## [Task directions]
Set each entry down verbatim, omitting images.

[Stored data entries]
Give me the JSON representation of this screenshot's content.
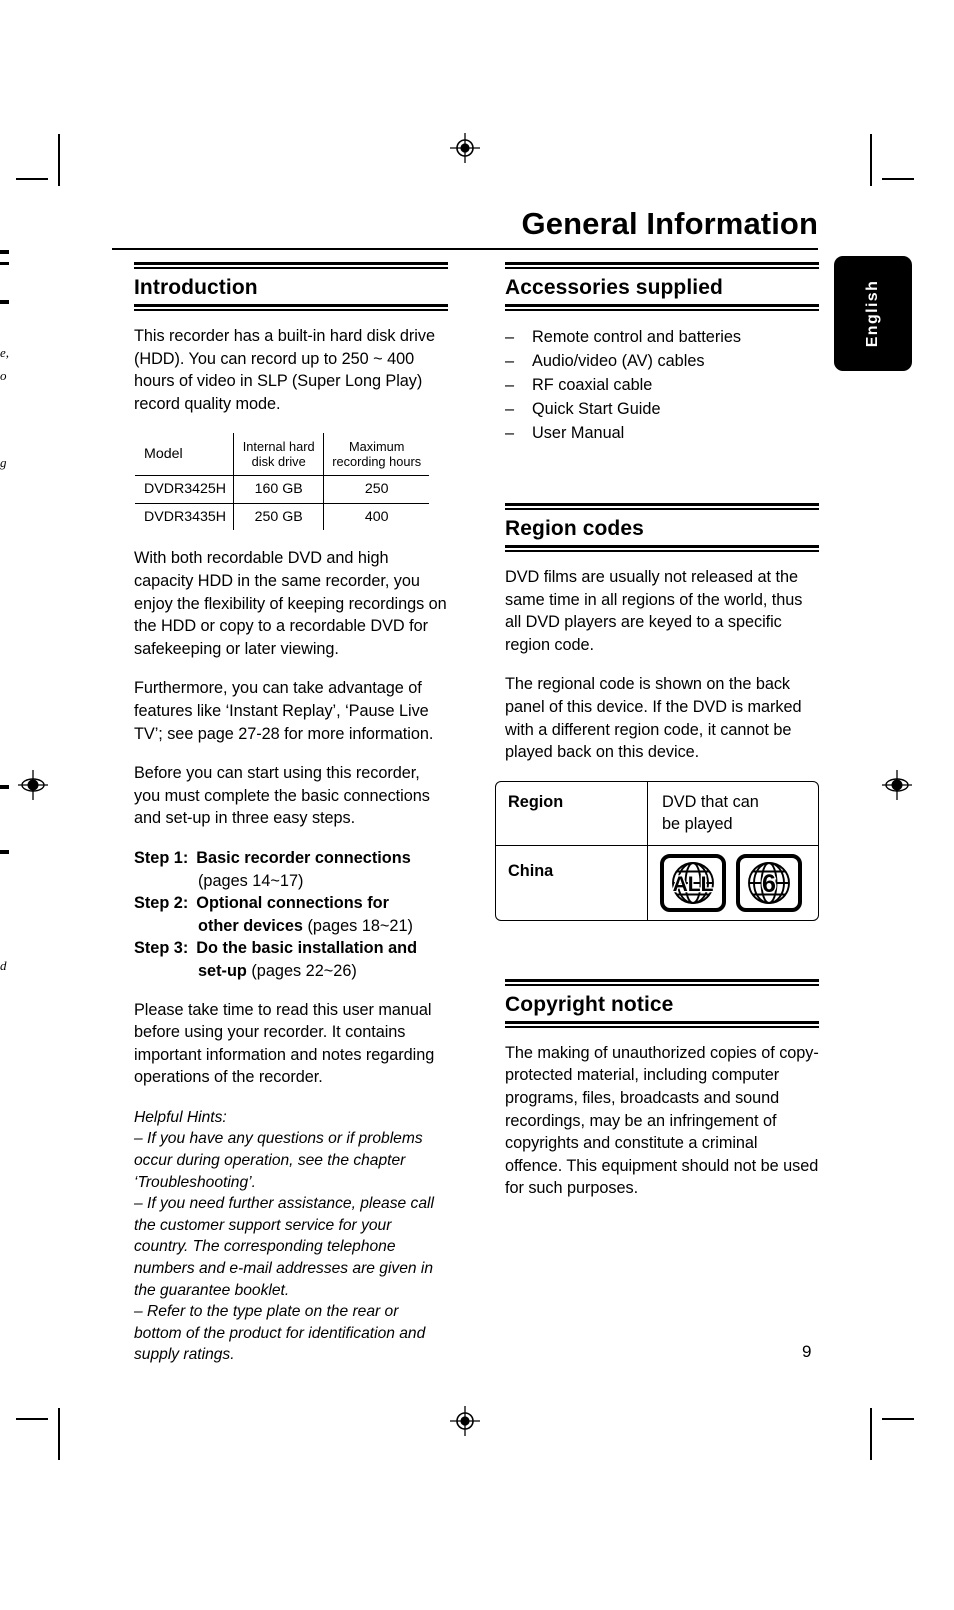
{
  "page": {
    "running_head": "General Information",
    "language_tab": "English",
    "page_number": "9"
  },
  "left_column": {
    "introduction": {
      "heading": "Introduction",
      "paragraph_1": "This recorder has a built-in hard disk drive (HDD). You can record up to 250 ~ 400 hours of video in SLP (Super Long Play) record quality mode.",
      "model_table": {
        "headers": [
          "Model",
          "Internal hard disk drive",
          "Maximum recording hours"
        ],
        "header_line2": [
          "",
          "disk drive",
          "recording hours"
        ],
        "rows": [
          {
            "model": "DVDR3425H",
            "hdd": "160 GB",
            "hours": "250"
          },
          {
            "model": "DVDR3435H",
            "hdd": "250 GB",
            "hours": "400"
          }
        ]
      },
      "paragraph_2": "With both recordable DVD and high capacity HDD in the same recorder, you enjoy the flexibility of keeping recordings on the HDD or copy to a recordable DVD for safekeeping or later viewing.",
      "paragraph_3": "Furthermore, you can take advantage of features like ‘Instant Replay’,  ‘Pause Live TV’; see page 27-28 for more information.",
      "paragraph_4": "Before you can start using this recorder, you must complete the basic connections and set-up in three easy steps.",
      "steps": [
        {
          "label": "Step 1:",
          "bold_text": "Basic recorder connections",
          "plain_text": "",
          "continuation_bold": "",
          "continuation_plain": "(pages 14~17)"
        },
        {
          "label": "Step 2:",
          "bold_text": "Optional connections for",
          "plain_text": "",
          "continuation_bold": "other devices",
          "continuation_plain": " (pages 18~21)"
        },
        {
          "label": "Step 3:",
          "bold_text": "Do the basic installation and",
          "plain_text": "",
          "continuation_bold": "set-up",
          "continuation_plain": " (pages 22~26)"
        }
      ],
      "paragraph_5": "Please take time to read this user manual before using your recorder. It contains important information and notes regarding operations of the recorder.",
      "hints_title": "Helpful Hints:",
      "hints": [
        "– If you have any questions or if problems occur during operation, see the chapter ‘Troubleshooting’.",
        "– If you need further assistance, please call the customer support service for your country. The corresponding telephone numbers and e-mail addresses are given in the guarantee booklet.",
        "– Refer to the type plate on the rear or bottom of the product for identification and supply ratings."
      ]
    }
  },
  "right_column": {
    "accessories": {
      "heading": "Accessories supplied",
      "items": [
        "Remote control and batteries",
        "Audio/video (AV) cables",
        "RF coaxial cable",
        "Quick Start Guide",
        "User Manual"
      ],
      "bullet_glyph": "–"
    },
    "region_codes": {
      "heading": "Region codes",
      "paragraph_1": "DVD films are usually not released at the same time in all regions of the world, thus all DVD players are keyed to a specific region code.",
      "paragraph_2": "The regional code is shown on the back panel of this device. If the DVD is marked with a different region code, it cannot be played back on this device.",
      "table": {
        "header_region": "Region",
        "header_dvd_line1": "DVD that can",
        "header_dvd_line2": "be played",
        "row_region": "China",
        "discs": [
          "ALL",
          "6"
        ]
      }
    },
    "copyright": {
      "heading": "Copyright notice",
      "paragraph": "The making of unauthorized copies of copy-protected material, including computer programs, files, broadcasts and sound recordings, may be an infringement of copyrights and constitute a criminal offence. This equipment should not be used for such purposes."
    }
  },
  "print_marks": {
    "registration_icon": "registration-target-icon",
    "crop_mark": "crop-mark"
  },
  "bleed_fragments": {
    "f1": "e,",
    "f2": "o",
    "f3": "g",
    "f4": "d"
  }
}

## [Exercise answer]
Give me the JSON representation of this screenshot's content.
{
  "page": {
    "running_head": "General Information",
    "language_tab": "English",
    "page_number": "9"
  },
  "left_column": {
    "introduction": {
      "heading": "Introduction",
      "paragraph_1": "This recorder has a built-in hard disk drive (HDD). You can record up to 250 ~ 400 hours of video in SLP (Super Long Play) record quality mode.",
      "model_table": {
        "headers": [
          "Model",
          "Internal hard disk drive",
          "Maximum recording hours"
        ],
        "header_line2": [
          "",
          "disk drive",
          "recording hours"
        ],
        "rows": [
          {
            "model": "DVDR3425H",
            "hdd": "160 GB",
            "hours": "250"
          },
          {
            "model": "DVDR3435H",
            "hdd": "250 GB",
            "hours": "400"
          }
        ]
      },
      "paragraph_2": "With both recordable DVD and high capacity HDD in the same recorder, you enjoy the flexibility of keeping recordings on the HDD or copy to a recordable DVD for safekeeping or later viewing.",
      "paragraph_3": "Furthermore, you can take advantage of features like ‘Instant Replay’,  ‘Pause Live TV’; see page 27-28 for more information.",
      "paragraph_4": "Before you can start using this recorder, you must complete the basic connections and set-up in three easy steps.",
      "steps": [
        {
          "label": "Step 1:",
          "bold_text": "Basic recorder connections",
          "plain_text": "",
          "continuation_bold": "",
          "continuation_plain": "(pages 14~17)"
        },
        {
          "label": "Step 2:",
          "bold_text": "Optional connections for",
          "plain_text": "",
          "continuation_bold": "other devices",
          "continuation_plain": " (pages 18~21)"
        },
        {
          "label": "Step 3:",
          "bold_text": "Do the basic installation and",
          "plain_text": "",
          "continuation_bold": "set-up",
          "continuation_plain": " (pages 22~26)"
        }
      ],
      "paragraph_5": "Please take time to read this user manual before using your recorder. It contains important information and notes regarding operations of the recorder.",
      "hints_title": "Helpful Hints:",
      "hints": [
        "– If you have any questions or if problems occur during operation, see the chapter ‘Troubleshooting’.",
        "– If you need further assistance, please call the customer support service for your country. The corresponding telephone numbers and e-mail addresses are given in the guarantee booklet.",
        "– Refer to the type plate on the rear or bottom of the product for identification and supply ratings."
      ]
    }
  },
  "right_column": {
    "accessories": {
      "heading": "Accessories supplied",
      "items": [
        "Remote control and batteries",
        "Audio/video (AV) cables",
        "RF coaxial cable",
        "Quick Start Guide",
        "User Manual"
      ],
      "bullet_glyph": "–"
    },
    "region_codes": {
      "heading": "Region codes",
      "paragraph_1": "DVD films are usually not released at the same time in all regions of the world, thus all DVD players are keyed to a specific region code.",
      "paragraph_2": "The regional code is shown on the back panel of this device. If the DVD is marked with a different region code, it cannot be played back on this device.",
      "table": {
        "header_region": "Region",
        "header_dvd_line1": "DVD that can",
        "header_dvd_line2": "be played",
        "row_region": "China",
        "discs": [
          "ALL",
          "6"
        ]
      }
    },
    "copyright": {
      "heading": "Copyright notice",
      "paragraph": "The making of unauthorized copies of copy-protected material, including computer programs, files, broadcasts and sound recordings, may be an infringement of copyrights and constitute a criminal offence. This equipment should not be used for such purposes."
    }
  },
  "print_marks": {
    "registration_icon": "registration-target-icon",
    "crop_mark": "crop-mark"
  },
  "bleed_fragments": {
    "f1": "e,",
    "f2": "o",
    "f3": "g",
    "f4": "d"
  }
}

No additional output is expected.